Provided information

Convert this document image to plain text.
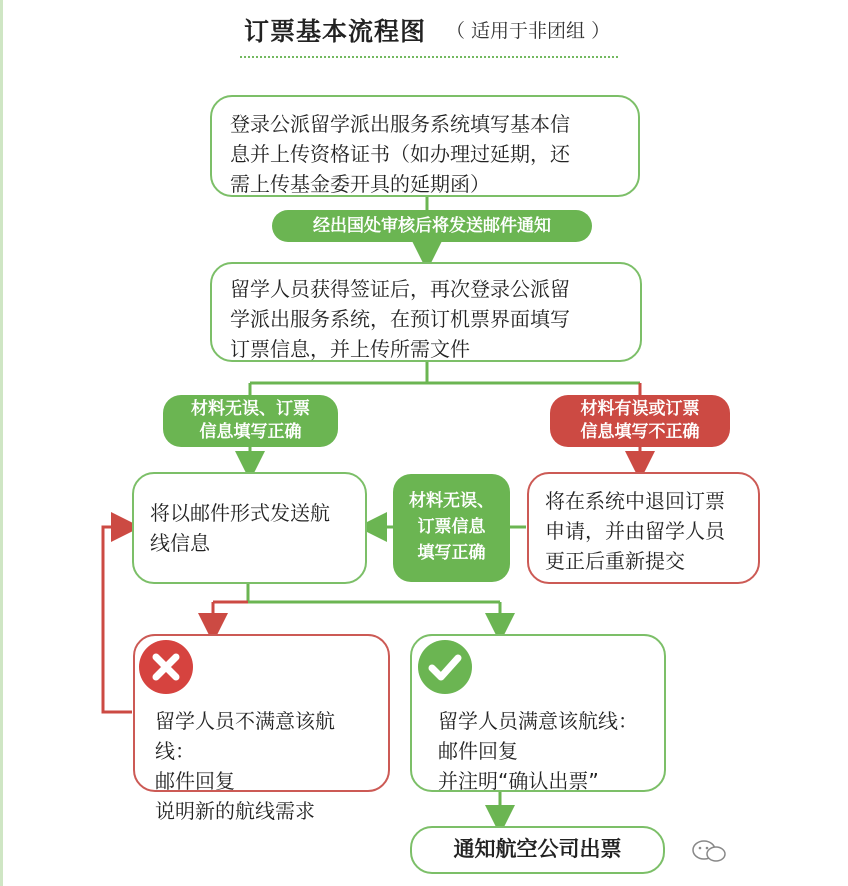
订票基本流程图 （ 适用于非团组 ）
登录公派留学派出服务系统填写基本信
息并上传资格证书（如办理过延期，还
需上传基金委开具的延期函）
经出国处审核后将发送邮件通知
留学人员获得签证后，再次登录公派留
学派出服务系统，在预订机票界面填写
订票信息，并上传所需文件
材料无误、订票
信息填写正确
材料有误或订票
信息填写不正确
将以邮件形式发送航
线信息
材料无误、
订票信息
填写正确
将在系统中退回订票
申请，并由留学人员
更正后重新提交
留学人员不满意该航线：
邮件回复
说明新的航线需求
留学人员满意该航线：
邮件回复
并注明“确认出票”
通知航空公司出票
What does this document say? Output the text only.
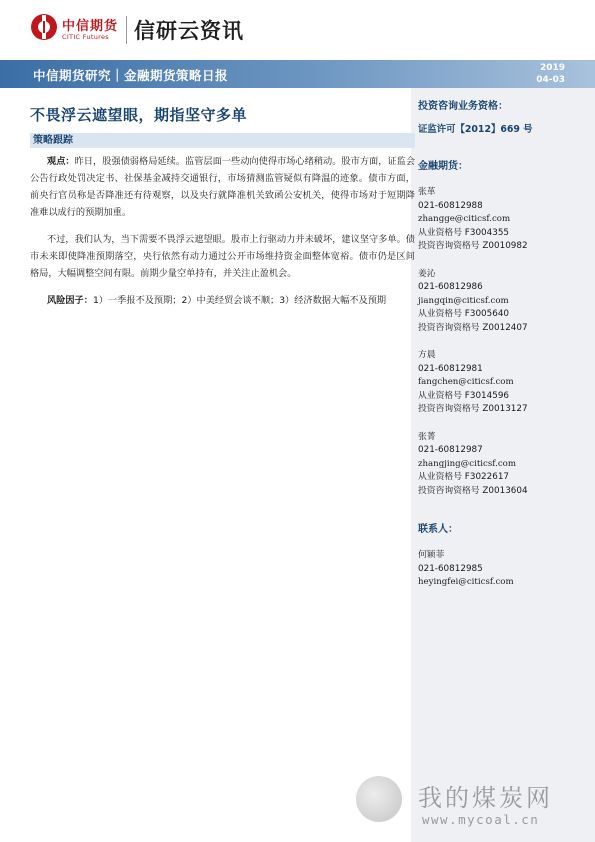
中信期货
CITIC Futures 信研云资讯
中信期货研究｜金融期货策略日报	2019
04-03
不畏浮云遮望眼，期指坚守多单
策略跟踪

观点：昨日，股强债弱格局延续。监管层面一些动向使得市场心绪稍动。股市方面，证监会公告行政处罚决定书、社保基金减持交通银行，市场猜测监管疑似有降温的迹象。债市方面，前央行官员称是否降准还有待观察，以及央行就降准机关致函公安机关，使得市场对于短期降准难以成行的预期加重。

不过，我们认为，当下需要不畏浮云遮望眼。股市上行驱动力并未破坏，建议坚守多单。债市未来即使降准预期落空，央行依然有动力通过公开市场维持资金面整体宽裕。债市仍是区间格局，大幅调整空间有限。前期少量空单持有，并关注止盈机会。

风险因子：1）一季报不及预期；2）中美经贸会谈不顺；3）经济数据大幅不及预期

投资咨询业务资格：
证监许可【2012】669 号
金融期货：
张革
021-60812988
zhangge@citicsf.com
从业资格号 F3004355
投资咨询资格号 Z0010982
姜沁
021-60812986
jiangqin@citicsf.com
从业资格号 F3005640
投资咨询资格号 Z0012407
方晨
021-60812981
fangchen@citicsf.com
从业资格号 F3014596
投资咨询资格号 Z0013127
张菁
021-60812987
zhangjing@citicsf.com
从业资格号 F3022617
投资咨询资格号 Z0013604
联系人：
何颖菲
021-60812985
heyingfei@citicsf.com
我的煤炭网
www.mycoal.cn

Problem
Quote the records in their entirety, keeping the wording exact and excluding pictures.

Answer to this exercise
Convert this document image to plain text.
订票基本流程图 （ 适用于非团组 ）
登录公派留学派出服务系统填写基本信
息并上传资格证书（如办理过延期，还
需上传基金委开具的延期函）
经出国处审核后将发送邮件通知
留学人员获得签证后，再次登录公派留
学派出服务系统，在预订机票界面填写
订票信息，并上传所需文件
材料无误、订票
信息填写正确
材料有误或订票
信息填写不正确
将以邮件形式发送航
线信息
材料无误、
订票信息
填写正确
将在系统中退回订票
申请，并由留学人员
更正后重新提交
留学人员不满意该航线：
邮件回复
说明新的航线需求
留学人员满意该航线：
邮件回复
并注明“确认出票”
通知航空公司出票
What does this document say? Output the text only.
中信期货
CITIC Futures 信研云资讯
中信期货研究｜金融期货策略日报	2019
04-03
不畏浮云遮望眼，期指坚守多单
策略跟踪

观点：昨日，股强债弱格局延续。监管层面一些动向使得市场心绪稍动。股市方面，证监会公告行政处罚决定书、社保基金减持交通银行，市场猜测监管疑似有降温的迹象。债市方面，前央行官员称是否降准还有待观察，以及央行就降准机关致函公安机关，使得市场对于短期降准难以成行的预期加重。

不过，我们认为，当下需要不畏浮云遮望眼。股市上行驱动力并未破坏，建议坚守多单。债市未来即使降准预期落空，央行依然有动力通过公开市场维持资金面整体宽裕。债市仍是区间格局，大幅调整空间有限。前期少量空单持有，并关注止盈机会。

风险因子：1）一季报不及预期；2）中美经贸会谈不顺；3）经济数据大幅不及预期

投资咨询业务资格：
证监许可【2012】669 号
金融期货：
张革
021-60812988
zhangge@citicsf.com
从业资格号 F3004355
投资咨询资格号 Z0010982
姜沁
021-60812986
jiangqin@citicsf.com
从业资格号 F3005640
投资咨询资格号 Z0012407
方晨
021-60812981
fangchen@citicsf.com
从业资格号 F3014596
投资咨询资格号 Z0013127
张菁
021-60812987
zhangjing@citicsf.com
从业资格号 F3022617
投资咨询资格号 Z0013604
联系人：
何颖菲
021-60812985
heyingfei@citicsf.com
我的煤炭网
www.mycoal.cn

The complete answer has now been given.